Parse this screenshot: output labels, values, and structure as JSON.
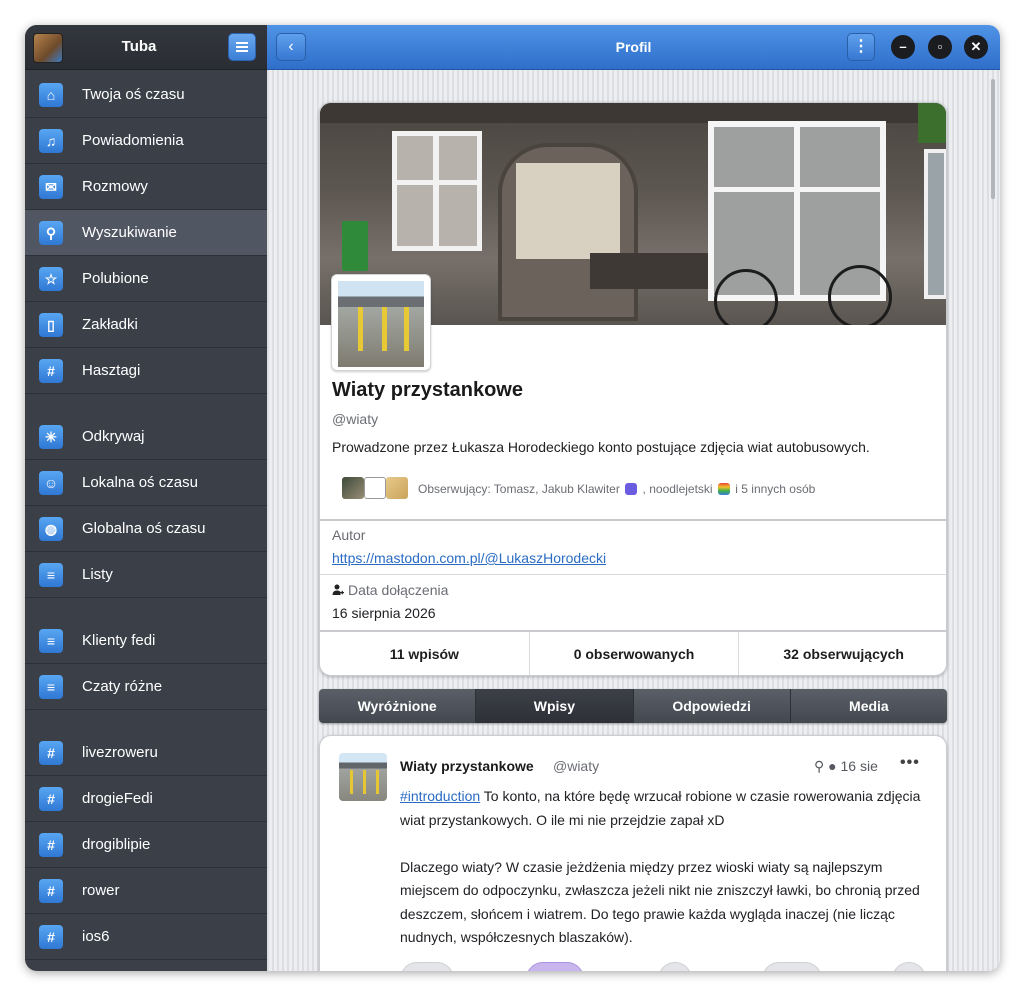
{
  "sidebar": {
    "title": "Tuba",
    "items": [
      {
        "label": "Twoja oś czasu",
        "icon": "home-icon",
        "glyph": "⌂"
      },
      {
        "label": "Powiadomienia",
        "icon": "bell-icon",
        "glyph": "♫"
      },
      {
        "label": "Rozmowy",
        "icon": "mail-icon",
        "glyph": "✉"
      },
      {
        "label": "Wyszukiwanie",
        "icon": "search-icon",
        "glyph": "⚲"
      },
      {
        "label": "Polubione",
        "icon": "star-icon",
        "glyph": "☆"
      },
      {
        "label": "Zakładki",
        "icon": "bookmark-icon",
        "glyph": "▯"
      },
      {
        "label": "Hasztagi",
        "icon": "hashtag-icon",
        "glyph": "#"
      },
      {
        "label": "Odkrywaj",
        "icon": "explore-icon",
        "glyph": "✳"
      },
      {
        "label": "Lokalna oś czasu",
        "icon": "local-timeline-icon",
        "glyph": "☺"
      },
      {
        "label": "Globalna oś czasu",
        "icon": "globe-icon",
        "glyph": "◍"
      },
      {
        "label": "Listy",
        "icon": "list-icon",
        "glyph": "≡"
      },
      {
        "label": "Klienty fedi",
        "icon": "list-icon",
        "glyph": "≡"
      },
      {
        "label": "Czaty różne",
        "icon": "list-icon",
        "glyph": "≡"
      },
      {
        "label": "livezroweru",
        "icon": "hashtag-icon",
        "glyph": "#"
      },
      {
        "label": "drogieFedi",
        "icon": "hashtag-icon",
        "glyph": "#"
      },
      {
        "label": "drogiblipie",
        "icon": "hashtag-icon",
        "glyph": "#"
      },
      {
        "label": "rower",
        "icon": "hashtag-icon",
        "glyph": "#"
      },
      {
        "label": "ios6",
        "icon": "hashtag-icon",
        "glyph": "#"
      }
    ]
  },
  "header": {
    "title": "Profil"
  },
  "profile": {
    "name": "Wiaty przystankowe",
    "handle": "@wiaty",
    "bio": "Prowadzone przez Łukasza Horodeckiego konto postujące zdjęcia wiat autobusowych.",
    "followers_prefix": "Obserwujący: Tomasz, Jakub Klawiter",
    "followers_mid": ", noodlejetski",
    "followers_suffix": " i 5 innych osób",
    "fields": [
      {
        "label": "Autor",
        "value": "https://mastodon.com.pl/@LukaszHorodecki"
      }
    ],
    "joined_label": "Data dołączenia",
    "joined_value": "16 sierpnia 2026",
    "stats": {
      "posts": "11 wpisów",
      "following": "0 obserwowanych",
      "followers": "32 obserwujących"
    }
  },
  "tabs": [
    "Wyróżnione",
    "Wpisy",
    "Odpowiedzi",
    "Media"
  ],
  "active_tab": "Wpisy",
  "post": {
    "author": "Wiaty przystankowe",
    "handle": "@wiaty",
    "time": "16 sie",
    "hashtag": "#introduction",
    "text1": " To konto, na które będę wrzucał robione w czasie rowerowania zdjęcia wiat przystankowych. O ile mi nie przejdzie zapał xD",
    "text2": "Dlaczego wiaty? W czasie jeżdżenia między przez wioski wiaty są najlepszym miejscem do odpoczynku, zwłaszcza jeżeli nikt nie zniszczył ławki, bo chronią przed deszczem, słońcem i wiatrem. Do tego prawie każda wygląda inaczej (nie licząc nudnych, współczesnych blaszaków)."
  },
  "colors": {
    "accent": "#3b7fd6",
    "sidebar_bg": "#3a3f48",
    "link": "#2a6cc4"
  }
}
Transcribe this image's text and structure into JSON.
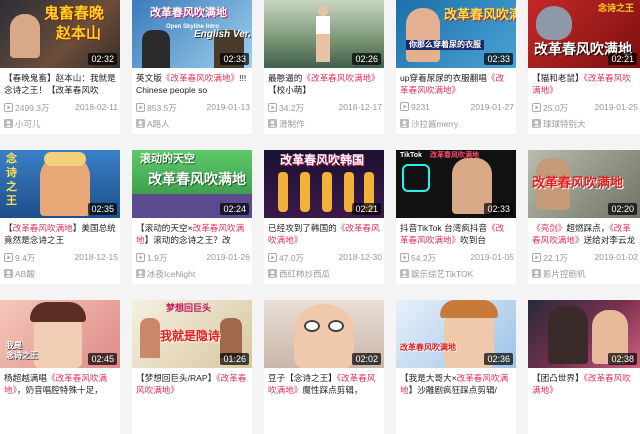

_Request_
Each entry shown above must be quoted exactly, with its pictures left out.

_Answer to this problem_
Parse this screenshot: output labels, values, and structure as JSON.
{
  "sidebar": {
    "title": "Tuba",
    "items": [
      {
        "label": "Twoja oś czasu",
        "icon": "home-icon",
        "glyph": "⌂"
      },
      {
        "label": "Powiadomienia",
        "icon": "bell-icon",
        "glyph": "♫"
      },
      {
        "label": "Rozmowy",
        "icon": "mail-icon",
        "glyph": "✉"
      },
      {
        "label": "Wyszukiwanie",
        "icon": "search-icon",
        "glyph": "⚲"
      },
      {
        "label": "Polubione",
        "icon": "star-icon",
        "glyph": "☆"
      },
      {
        "label": "Zakładki",
        "icon": "bookmark-icon",
        "glyph": "▯"
      },
      {
        "label": "Hasztagi",
        "icon": "hashtag-icon",
        "glyph": "#"
      },
      {
        "label": "Odkrywaj",
        "icon": "explore-icon",
        "glyph": "✳"
      },
      {
        "label": "Lokalna oś czasu",
        "icon": "local-timeline-icon",
        "glyph": "☺"
      },
      {
        "label": "Globalna oś czasu",
        "icon": "globe-icon",
        "glyph": "◍"
      },
      {
        "label": "Listy",
        "icon": "list-icon",
        "glyph": "≡"
      },
      {
        "label": "Klienty fedi",
        "icon": "list-icon",
        "glyph": "≡"
      },
      {
        "label": "Czaty różne",
        "icon": "list-icon",
        "glyph": "≡"
      },
      {
        "label": "livezroweru",
        "icon": "hashtag-icon",
        "glyph": "#"
      },
      {
        "label": "drogieFedi",
        "icon": "hashtag-icon",
        "glyph": "#"
      },
      {
        "label": "drogiblipie",
        "icon": "hashtag-icon",
        "glyph": "#"
      },
      {
        "label": "rower",
        "icon": "hashtag-icon",
        "glyph": "#"
      },
      {
        "label": "ios6",
        "icon": "hashtag-icon",
        "glyph": "#"
      }
    ]
  },
  "header": {
    "title": "Profil"
  },
  "profile": {
    "name": "Wiaty przystankowe",
    "handle": "@wiaty",
    "bio": "Prowadzone przez Łukasza Horodeckiego konto postujące zdjęcia wiat autobusowych.",
    "followers_prefix": "Obserwujący: Tomasz, Jakub Klawiter",
    "followers_mid": ", noodlejetski",
    "followers_suffix": " i 5 innych osób",
    "fields": [
      {
        "label": "Autor",
        "value": "https://mastodon.com.pl/@LukaszHorodecki"
      }
    ],
    "joined_label": "Data dołączenia",
    "joined_value": "16 sierpnia 2026",
    "stats": {
      "posts": "11 wpisów",
      "following": "0 obserwowanych",
      "followers": "32 obserwujących"
    }
  },
  "tabs": [
    "Wyróżnione",
    "Wpisy",
    "Odpowiedzi",
    "Media"
  ],
  "active_tab": "Wpisy",
  "post": {
    "author": "Wiaty przystankowe",
    "handle": "@wiaty",
    "time": "16 sie",
    "hashtag": "#introduction",
    "text1": " To konto, na które będę wrzucał robione w czasie rowerowania zdjęcia wiat przystankowych. O ile mi nie przejdzie zapał xD",
    "text2": "Dlaczego wiaty? W czasie jeżdżenia między przez wioski wiaty są najlepszym miejscem do odpoczynku, zwłaszcza jeżeli nikt nie zniszczył ławki, bo chronią przed deszczem, słońcem i wiatrem. Do tego prawie każda wygląda inaczej (nie licząc nudnych, współczesnych blaszaków)."
  },
  "colors": {
    "accent": "#3b7fd6",
    "sidebar_bg": "#3a3f48",
    "link": "#2a6cc4"
  }
}
Transcribe this image's text and structure into JSON.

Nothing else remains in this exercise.